> Task directions
Exactly reproduce the lines that follow.

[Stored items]
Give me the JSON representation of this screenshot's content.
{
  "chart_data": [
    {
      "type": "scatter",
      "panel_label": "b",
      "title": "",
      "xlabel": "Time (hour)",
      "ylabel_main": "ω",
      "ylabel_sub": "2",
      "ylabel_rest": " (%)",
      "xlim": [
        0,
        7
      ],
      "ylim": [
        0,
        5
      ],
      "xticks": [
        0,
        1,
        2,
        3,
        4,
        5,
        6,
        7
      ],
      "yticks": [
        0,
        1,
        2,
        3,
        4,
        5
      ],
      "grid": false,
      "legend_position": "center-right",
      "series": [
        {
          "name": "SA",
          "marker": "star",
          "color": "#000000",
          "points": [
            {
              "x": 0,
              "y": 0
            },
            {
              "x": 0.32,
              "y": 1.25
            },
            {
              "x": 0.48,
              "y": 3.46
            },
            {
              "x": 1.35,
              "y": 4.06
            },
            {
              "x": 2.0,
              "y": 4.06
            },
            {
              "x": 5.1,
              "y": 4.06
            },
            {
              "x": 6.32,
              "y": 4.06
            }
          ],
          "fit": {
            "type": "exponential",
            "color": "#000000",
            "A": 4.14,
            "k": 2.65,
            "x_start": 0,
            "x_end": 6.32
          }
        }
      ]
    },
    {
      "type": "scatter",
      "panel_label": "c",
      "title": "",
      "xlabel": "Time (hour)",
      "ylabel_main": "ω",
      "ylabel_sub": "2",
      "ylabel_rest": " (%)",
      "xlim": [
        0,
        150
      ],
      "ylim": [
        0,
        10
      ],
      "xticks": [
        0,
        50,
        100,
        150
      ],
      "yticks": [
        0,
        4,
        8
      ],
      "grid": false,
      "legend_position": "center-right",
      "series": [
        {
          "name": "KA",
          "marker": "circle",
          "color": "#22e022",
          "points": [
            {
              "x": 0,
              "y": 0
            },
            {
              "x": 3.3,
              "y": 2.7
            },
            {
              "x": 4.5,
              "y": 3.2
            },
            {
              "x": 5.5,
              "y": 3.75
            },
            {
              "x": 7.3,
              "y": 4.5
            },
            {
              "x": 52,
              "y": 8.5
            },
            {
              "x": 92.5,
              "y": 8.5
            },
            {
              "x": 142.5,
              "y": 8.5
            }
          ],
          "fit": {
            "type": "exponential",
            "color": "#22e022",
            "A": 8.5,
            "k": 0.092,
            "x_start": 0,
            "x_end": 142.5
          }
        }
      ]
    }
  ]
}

> Solution below
Give me the JSON representation of this screenshot's content.
{
  "chart_data": [
    {
      "type": "scatter",
      "panel_label": "b",
      "title": "",
      "xlabel": "Time (hour)",
      "ylabel_main": "ω",
      "ylabel_sub": "2",
      "ylabel_rest": " (%)",
      "xlim": [
        0,
        7
      ],
      "ylim": [
        0,
        5
      ],
      "xticks": [
        0,
        1,
        2,
        3,
        4,
        5,
        6,
        7
      ],
      "yticks": [
        0,
        1,
        2,
        3,
        4,
        5
      ],
      "grid": false,
      "legend_position": "center-right",
      "series": [
        {
          "name": "SA",
          "marker": "star",
          "color": "#000000",
          "points": [
            {
              "x": 0,
              "y": 0
            },
            {
              "x": 0.32,
              "y": 1.25
            },
            {
              "x": 0.48,
              "y": 3.46
            },
            {
              "x": 1.35,
              "y": 4.06
            },
            {
              "x": 2.0,
              "y": 4.06
            },
            {
              "x": 5.1,
              "y": 4.06
            },
            {
              "x": 6.32,
              "y": 4.06
            }
          ],
          "fit": {
            "type": "exponential",
            "color": "#000000",
            "A": 4.14,
            "k": 2.65,
            "x_start": 0,
            "x_end": 6.32
          }
        }
      ]
    },
    {
      "type": "scatter",
      "panel_label": "c",
      "title": "",
      "xlabel": "Time (hour)",
      "ylabel_main": "ω",
      "ylabel_sub": "2",
      "ylabel_rest": " (%)",
      "xlim": [
        0,
        150
      ],
      "ylim": [
        0,
        10
      ],
      "xticks": [
        0,
        50,
        100,
        150
      ],
      "yticks": [
        0,
        4,
        8
      ],
      "grid": false,
      "legend_position": "center-right",
      "series": [
        {
          "name": "KA",
          "marker": "circle",
          "color": "#22e022",
          "points": [
            {
              "x": 0,
              "y": 0
            },
            {
              "x": 3.3,
              "y": 2.7
            },
            {
              "x": 4.5,
              "y": 3.2
            },
            {
              "x": 5.5,
              "y": 3.75
            },
            {
              "x": 7.3,
              "y": 4.5
            },
            {
              "x": 52,
              "y": 8.5
            },
            {
              "x": 92.5,
              "y": 8.5
            },
            {
              "x": 142.5,
              "y": 8.5
            }
          ],
          "fit": {
            "type": "exponential",
            "color": "#22e022",
            "A": 8.5,
            "k": 0.092,
            "x_start": 0,
            "x_end": 142.5
          }
        }
      ]
    }
  ]
}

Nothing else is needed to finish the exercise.